▸ What you need to do:
Your task is to print every entry below exactly as given.

▸ Records for processing:
<<<<

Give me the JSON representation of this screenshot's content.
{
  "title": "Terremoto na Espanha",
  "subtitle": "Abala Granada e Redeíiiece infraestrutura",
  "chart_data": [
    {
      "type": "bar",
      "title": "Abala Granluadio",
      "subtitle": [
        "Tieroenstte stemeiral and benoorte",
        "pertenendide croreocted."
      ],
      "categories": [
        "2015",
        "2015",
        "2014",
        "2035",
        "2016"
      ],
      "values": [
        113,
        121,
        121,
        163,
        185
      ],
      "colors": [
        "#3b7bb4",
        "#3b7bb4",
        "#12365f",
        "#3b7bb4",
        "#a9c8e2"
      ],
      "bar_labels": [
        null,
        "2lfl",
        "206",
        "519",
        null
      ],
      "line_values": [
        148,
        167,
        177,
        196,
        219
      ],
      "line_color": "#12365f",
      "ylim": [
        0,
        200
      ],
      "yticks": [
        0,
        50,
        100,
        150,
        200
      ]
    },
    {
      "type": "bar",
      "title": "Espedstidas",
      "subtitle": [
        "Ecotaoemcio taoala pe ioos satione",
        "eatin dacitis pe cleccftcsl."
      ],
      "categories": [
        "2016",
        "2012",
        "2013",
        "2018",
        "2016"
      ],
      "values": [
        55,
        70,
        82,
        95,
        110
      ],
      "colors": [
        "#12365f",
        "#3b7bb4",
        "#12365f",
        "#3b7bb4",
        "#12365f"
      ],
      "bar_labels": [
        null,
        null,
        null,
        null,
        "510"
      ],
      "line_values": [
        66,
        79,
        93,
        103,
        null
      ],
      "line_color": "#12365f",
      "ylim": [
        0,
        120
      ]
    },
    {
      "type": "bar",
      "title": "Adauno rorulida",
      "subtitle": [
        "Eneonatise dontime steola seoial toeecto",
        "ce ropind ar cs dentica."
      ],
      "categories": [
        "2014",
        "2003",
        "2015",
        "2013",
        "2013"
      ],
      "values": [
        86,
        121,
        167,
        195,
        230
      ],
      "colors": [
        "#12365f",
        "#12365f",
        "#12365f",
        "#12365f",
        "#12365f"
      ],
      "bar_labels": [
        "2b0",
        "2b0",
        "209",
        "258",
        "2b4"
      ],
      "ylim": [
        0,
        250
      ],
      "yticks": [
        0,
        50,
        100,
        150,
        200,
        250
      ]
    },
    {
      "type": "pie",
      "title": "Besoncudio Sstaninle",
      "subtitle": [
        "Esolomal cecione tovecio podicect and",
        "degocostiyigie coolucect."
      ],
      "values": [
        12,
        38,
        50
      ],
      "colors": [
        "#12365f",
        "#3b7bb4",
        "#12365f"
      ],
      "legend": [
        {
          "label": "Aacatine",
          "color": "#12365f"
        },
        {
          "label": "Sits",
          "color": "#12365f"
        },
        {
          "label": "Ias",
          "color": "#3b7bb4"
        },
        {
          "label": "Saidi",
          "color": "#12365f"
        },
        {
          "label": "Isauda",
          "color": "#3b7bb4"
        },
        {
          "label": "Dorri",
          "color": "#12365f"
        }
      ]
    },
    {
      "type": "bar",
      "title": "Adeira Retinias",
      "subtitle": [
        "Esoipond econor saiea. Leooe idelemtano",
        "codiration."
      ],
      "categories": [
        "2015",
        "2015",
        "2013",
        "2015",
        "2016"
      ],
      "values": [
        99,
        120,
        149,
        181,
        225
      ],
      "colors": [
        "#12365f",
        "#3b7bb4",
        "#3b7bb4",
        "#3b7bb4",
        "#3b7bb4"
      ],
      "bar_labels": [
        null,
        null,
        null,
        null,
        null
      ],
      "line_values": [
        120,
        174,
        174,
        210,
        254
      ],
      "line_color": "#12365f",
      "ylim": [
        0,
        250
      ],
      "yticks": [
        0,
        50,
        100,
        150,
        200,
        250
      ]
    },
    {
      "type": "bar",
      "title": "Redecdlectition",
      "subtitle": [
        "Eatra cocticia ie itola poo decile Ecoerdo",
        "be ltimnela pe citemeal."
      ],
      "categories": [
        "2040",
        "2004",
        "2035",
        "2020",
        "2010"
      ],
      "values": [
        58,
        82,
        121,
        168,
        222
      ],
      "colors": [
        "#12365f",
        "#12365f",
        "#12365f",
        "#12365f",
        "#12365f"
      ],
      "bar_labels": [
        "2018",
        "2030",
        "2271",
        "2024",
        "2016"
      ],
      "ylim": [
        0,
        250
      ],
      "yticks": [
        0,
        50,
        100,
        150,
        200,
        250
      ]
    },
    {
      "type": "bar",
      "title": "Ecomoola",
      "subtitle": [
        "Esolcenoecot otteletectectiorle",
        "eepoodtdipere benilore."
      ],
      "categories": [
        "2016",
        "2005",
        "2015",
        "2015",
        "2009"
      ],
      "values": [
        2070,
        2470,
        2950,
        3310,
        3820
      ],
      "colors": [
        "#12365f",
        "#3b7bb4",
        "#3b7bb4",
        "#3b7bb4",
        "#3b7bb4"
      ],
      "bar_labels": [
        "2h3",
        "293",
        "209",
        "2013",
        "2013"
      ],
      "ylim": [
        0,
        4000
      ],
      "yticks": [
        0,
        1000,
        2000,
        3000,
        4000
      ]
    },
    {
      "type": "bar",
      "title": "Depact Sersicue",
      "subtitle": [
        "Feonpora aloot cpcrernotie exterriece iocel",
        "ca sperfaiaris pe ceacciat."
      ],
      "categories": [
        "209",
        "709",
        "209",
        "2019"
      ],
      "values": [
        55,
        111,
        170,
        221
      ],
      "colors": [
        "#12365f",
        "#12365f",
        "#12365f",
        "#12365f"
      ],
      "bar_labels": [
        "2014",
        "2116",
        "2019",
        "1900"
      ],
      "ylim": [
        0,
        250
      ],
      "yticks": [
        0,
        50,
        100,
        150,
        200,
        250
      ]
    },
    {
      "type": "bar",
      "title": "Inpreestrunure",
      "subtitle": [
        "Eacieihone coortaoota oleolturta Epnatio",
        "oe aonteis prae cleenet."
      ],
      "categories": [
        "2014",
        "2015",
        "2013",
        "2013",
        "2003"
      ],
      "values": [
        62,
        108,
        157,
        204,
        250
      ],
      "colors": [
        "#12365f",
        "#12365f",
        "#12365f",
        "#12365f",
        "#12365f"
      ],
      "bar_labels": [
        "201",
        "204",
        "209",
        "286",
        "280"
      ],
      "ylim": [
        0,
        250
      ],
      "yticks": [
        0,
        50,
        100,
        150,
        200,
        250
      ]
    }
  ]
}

>>>>

▸ Result of this exercise:
Give me the JSON representation of this screenshot's content.
{
  "title": "Terremoto na Espanha",
  "subtitle": "Abala Granada e Redeíiiece infraestrutura",
  "chart_data": [
    {
      "type": "bar",
      "title": "Abala Granluadio",
      "subtitle": [
        "Tieroenstte stemeiral and benoorte",
        "pertenendide croreocted."
      ],
      "categories": [
        "2015",
        "2015",
        "2014",
        "2035",
        "2016"
      ],
      "values": [
        113,
        121,
        121,
        163,
        185
      ],
      "colors": [
        "#3b7bb4",
        "#3b7bb4",
        "#12365f",
        "#3b7bb4",
        "#a9c8e2"
      ],
      "bar_labels": [
        null,
        "2lfl",
        "206",
        "519",
        null
      ],
      "line_values": [
        148,
        167,
        177,
        196,
        219
      ],
      "line_color": "#12365f",
      "ylim": [
        0,
        200
      ],
      "yticks": [
        0,
        50,
        100,
        150,
        200
      ]
    },
    {
      "type": "bar",
      "title": "Espedstidas",
      "subtitle": [
        "Ecotaoemcio taoala pe ioos satione",
        "eatin dacitis pe cleccftcsl."
      ],
      "categories": [
        "2016",
        "2012",
        "2013",
        "2018",
        "2016"
      ],
      "values": [
        55,
        70,
        82,
        95,
        110
      ],
      "colors": [
        "#12365f",
        "#3b7bb4",
        "#12365f",
        "#3b7bb4",
        "#12365f"
      ],
      "bar_labels": [
        null,
        null,
        null,
        null,
        "510"
      ],
      "line_values": [
        66,
        79,
        93,
        103,
        null
      ],
      "line_color": "#12365f",
      "ylim": [
        0,
        120
      ]
    },
    {
      "type": "bar",
      "title": "Adauno rorulida",
      "subtitle": [
        "Eneonatise dontime steola seoial toeecto",
        "ce ropind ar cs dentica."
      ],
      "categories": [
        "2014",
        "2003",
        "2015",
        "2013",
        "2013"
      ],
      "values": [
        86,
        121,
        167,
        195,
        230
      ],
      "colors": [
        "#12365f",
        "#12365f",
        "#12365f",
        "#12365f",
        "#12365f"
      ],
      "bar_labels": [
        "2b0",
        "2b0",
        "209",
        "258",
        "2b4"
      ],
      "ylim": [
        0,
        250
      ],
      "yticks": [
        0,
        50,
        100,
        150,
        200,
        250
      ]
    },
    {
      "type": "pie",
      "title": "Besoncudio Sstaninle",
      "subtitle": [
        "Esolomal cecione tovecio podicect and",
        "degocostiyigie coolucect."
      ],
      "values": [
        12,
        38,
        50
      ],
      "colors": [
        "#12365f",
        "#3b7bb4",
        "#12365f"
      ],
      "legend": [
        {
          "label": "Aacatine",
          "color": "#12365f"
        },
        {
          "label": "Sits",
          "color": "#12365f"
        },
        {
          "label": "Ias",
          "color": "#3b7bb4"
        },
        {
          "label": "Saidi",
          "color": "#12365f"
        },
        {
          "label": "Isauda",
          "color": "#3b7bb4"
        },
        {
          "label": "Dorri",
          "color": "#12365f"
        }
      ]
    },
    {
      "type": "bar",
      "title": "Adeira Retinias",
      "subtitle": [
        "Esoipond econor saiea. Leooe idelemtano",
        "codiration."
      ],
      "categories": [
        "2015",
        "2015",
        "2013",
        "2015",
        "2016"
      ],
      "values": [
        99,
        120,
        149,
        181,
        225
      ],
      "colors": [
        "#12365f",
        "#3b7bb4",
        "#3b7bb4",
        "#3b7bb4",
        "#3b7bb4"
      ],
      "bar_labels": [
        null,
        null,
        null,
        null,
        null
      ],
      "line_values": [
        120,
        174,
        174,
        210,
        254
      ],
      "line_color": "#12365f",
      "ylim": [
        0,
        250
      ],
      "yticks": [
        0,
        50,
        100,
        150,
        200,
        250
      ]
    },
    {
      "type": "bar",
      "title": "Redecdlectition",
      "subtitle": [
        "Eatra cocticia ie itola poo decile Ecoerdo",
        "be ltimnela pe citemeal."
      ],
      "categories": [
        "2040",
        "2004",
        "2035",
        "2020",
        "2010"
      ],
      "values": [
        58,
        82,
        121,
        168,
        222
      ],
      "colors": [
        "#12365f",
        "#12365f",
        "#12365f",
        "#12365f",
        "#12365f"
      ],
      "bar_labels": [
        "2018",
        "2030",
        "2271",
        "2024",
        "2016"
      ],
      "ylim": [
        0,
        250
      ],
      "yticks": [
        0,
        50,
        100,
        150,
        200,
        250
      ]
    },
    {
      "type": "bar",
      "title": "Ecomoola",
      "subtitle": [
        "Esolcenoecot otteletectectiorle",
        "eepoodtdipere benilore."
      ],
      "categories": [
        "2016",
        "2005",
        "2015",
        "2015",
        "2009"
      ],
      "values": [
        2070,
        2470,
        2950,
        3310,
        3820
      ],
      "colors": [
        "#12365f",
        "#3b7bb4",
        "#3b7bb4",
        "#3b7bb4",
        "#3b7bb4"
      ],
      "bar_labels": [
        "2h3",
        "293",
        "209",
        "2013",
        "2013"
      ],
      "ylim": [
        0,
        4000
      ],
      "yticks": [
        0,
        1000,
        2000,
        3000,
        4000
      ]
    },
    {
      "type": "bar",
      "title": "Depact Sersicue",
      "subtitle": [
        "Feonpora aloot cpcrernotie exterriece iocel",
        "ca sperfaiaris pe ceacciat."
      ],
      "categories": [
        "209",
        "709",
        "209",
        "2019"
      ],
      "values": [
        55,
        111,
        170,
        221
      ],
      "colors": [
        "#12365f",
        "#12365f",
        "#12365f",
        "#12365f"
      ],
      "bar_labels": [
        "2014",
        "2116",
        "2019",
        "1900"
      ],
      "ylim": [
        0,
        250
      ],
      "yticks": [
        0,
        50,
        100,
        150,
        200,
        250
      ]
    },
    {
      "type": "bar",
      "title": "Inpreestrunure",
      "subtitle": [
        "Eacieihone coortaoota oleolturta Epnatio",
        "oe aonteis prae cleenet."
      ],
      "categories": [
        "2014",
        "2015",
        "2013",
        "2013",
        "2003"
      ],
      "values": [
        62,
        108,
        157,
        204,
        250
      ],
      "colors": [
        "#12365f",
        "#12365f",
        "#12365f",
        "#12365f",
        "#12365f"
      ],
      "bar_labels": [
        "201",
        "204",
        "209",
        "286",
        "280"
      ],
      "ylim": [
        0,
        250
      ],
      "yticks": [
        0,
        50,
        100,
        150,
        200,
        250
      ]
    }
  ]
}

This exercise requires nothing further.